- **What is expected**
Retype the material word for word.

**** Material provided ****

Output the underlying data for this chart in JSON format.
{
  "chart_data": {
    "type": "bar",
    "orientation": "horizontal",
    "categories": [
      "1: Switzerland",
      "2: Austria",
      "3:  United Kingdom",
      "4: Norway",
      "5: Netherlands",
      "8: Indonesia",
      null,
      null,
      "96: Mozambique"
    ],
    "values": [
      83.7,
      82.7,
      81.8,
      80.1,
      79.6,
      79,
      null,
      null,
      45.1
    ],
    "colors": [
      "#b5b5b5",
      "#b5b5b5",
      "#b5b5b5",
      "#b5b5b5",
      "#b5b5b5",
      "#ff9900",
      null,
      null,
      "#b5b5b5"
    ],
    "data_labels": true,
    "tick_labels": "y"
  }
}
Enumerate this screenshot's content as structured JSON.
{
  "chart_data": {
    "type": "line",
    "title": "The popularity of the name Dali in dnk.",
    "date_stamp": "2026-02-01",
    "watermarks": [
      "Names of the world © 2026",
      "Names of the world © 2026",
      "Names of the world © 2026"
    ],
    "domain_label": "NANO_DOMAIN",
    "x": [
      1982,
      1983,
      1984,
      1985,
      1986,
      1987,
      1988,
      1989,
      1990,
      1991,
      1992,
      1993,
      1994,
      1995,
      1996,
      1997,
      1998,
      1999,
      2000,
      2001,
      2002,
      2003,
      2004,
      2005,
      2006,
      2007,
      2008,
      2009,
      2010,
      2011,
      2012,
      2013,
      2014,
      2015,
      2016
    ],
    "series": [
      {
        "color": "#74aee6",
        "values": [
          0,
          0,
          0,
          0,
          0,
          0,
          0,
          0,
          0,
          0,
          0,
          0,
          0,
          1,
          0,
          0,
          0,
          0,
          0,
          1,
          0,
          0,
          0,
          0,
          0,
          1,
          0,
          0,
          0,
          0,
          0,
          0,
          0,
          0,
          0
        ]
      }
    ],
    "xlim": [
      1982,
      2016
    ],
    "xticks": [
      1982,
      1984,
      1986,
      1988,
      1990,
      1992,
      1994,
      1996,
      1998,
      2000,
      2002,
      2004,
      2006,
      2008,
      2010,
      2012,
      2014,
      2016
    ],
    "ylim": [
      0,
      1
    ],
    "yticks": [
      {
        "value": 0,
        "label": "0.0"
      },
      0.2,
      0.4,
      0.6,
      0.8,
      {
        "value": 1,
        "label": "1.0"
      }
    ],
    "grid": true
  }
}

****

- **Complete answer**
Output the underlying data for this chart in JSON format.
{
  "chart_data": {
    "type": "bar",
    "orientation": "horizontal",
    "categories": [
      "1: Switzerland",
      "2: Austria",
      "3:  United Kingdom",
      "4: Norway",
      "5: Netherlands",
      "8: Indonesia",
      null,
      null,
      "96: Mozambique"
    ],
    "values": [
      83.7,
      82.7,
      81.8,
      80.1,
      79.6,
      79,
      null,
      null,
      45.1
    ],
    "colors": [
      "#b5b5b5",
      "#b5b5b5",
      "#b5b5b5",
      "#b5b5b5",
      "#b5b5b5",
      "#ff9900",
      null,
      null,
      "#b5b5b5"
    ],
    "data_labels": true,
    "tick_labels": "y"
  }
}
Enumerate this screenshot's content as structured JSON.
{
  "chart_data": {
    "type": "line",
    "title": "The popularity of the name Dali in dnk.",
    "date_stamp": "2026-02-01",
    "watermarks": [
      "Names of the world © 2026",
      "Names of the world © 2026",
      "Names of the world © 2026"
    ],
    "domain_label": "NANO_DOMAIN",
    "x": [
      1982,
      1983,
      1984,
      1985,
      1986,
      1987,
      1988,
      1989,
      1990,
      1991,
      1992,
      1993,
      1994,
      1995,
      1996,
      1997,
      1998,
      1999,
      2000,
      2001,
      2002,
      2003,
      2004,
      2005,
      2006,
      2007,
      2008,
      2009,
      2010,
      2011,
      2012,
      2013,
      2014,
      2015,
      2016
    ],
    "series": [
      {
        "color": "#74aee6",
        "values": [
          0,
          0,
          0,
          0,
          0,
          0,
          0,
          0,
          0,
          0,
          0,
          0,
          0,
          1,
          0,
          0,
          0,
          0,
          0,
          1,
          0,
          0,
          0,
          0,
          0,
          1,
          0,
          0,
          0,
          0,
          0,
          0,
          0,
          0,
          0
        ]
      }
    ],
    "xlim": [
      1982,
      2016
    ],
    "xticks": [
      1982,
      1984,
      1986,
      1988,
      1990,
      1992,
      1994,
      1996,
      1998,
      2000,
      2002,
      2004,
      2006,
      2008,
      2010,
      2012,
      2014,
      2016
    ],
    "ylim": [
      0,
      1
    ],
    "yticks": [
      {
        "value": 0,
        "label": "0.0"
      },
      0.2,
      0.4,
      0.6,
      0.8,
      {
        "value": 1,
        "label": "1.0"
      }
    ],
    "grid": true
  }
}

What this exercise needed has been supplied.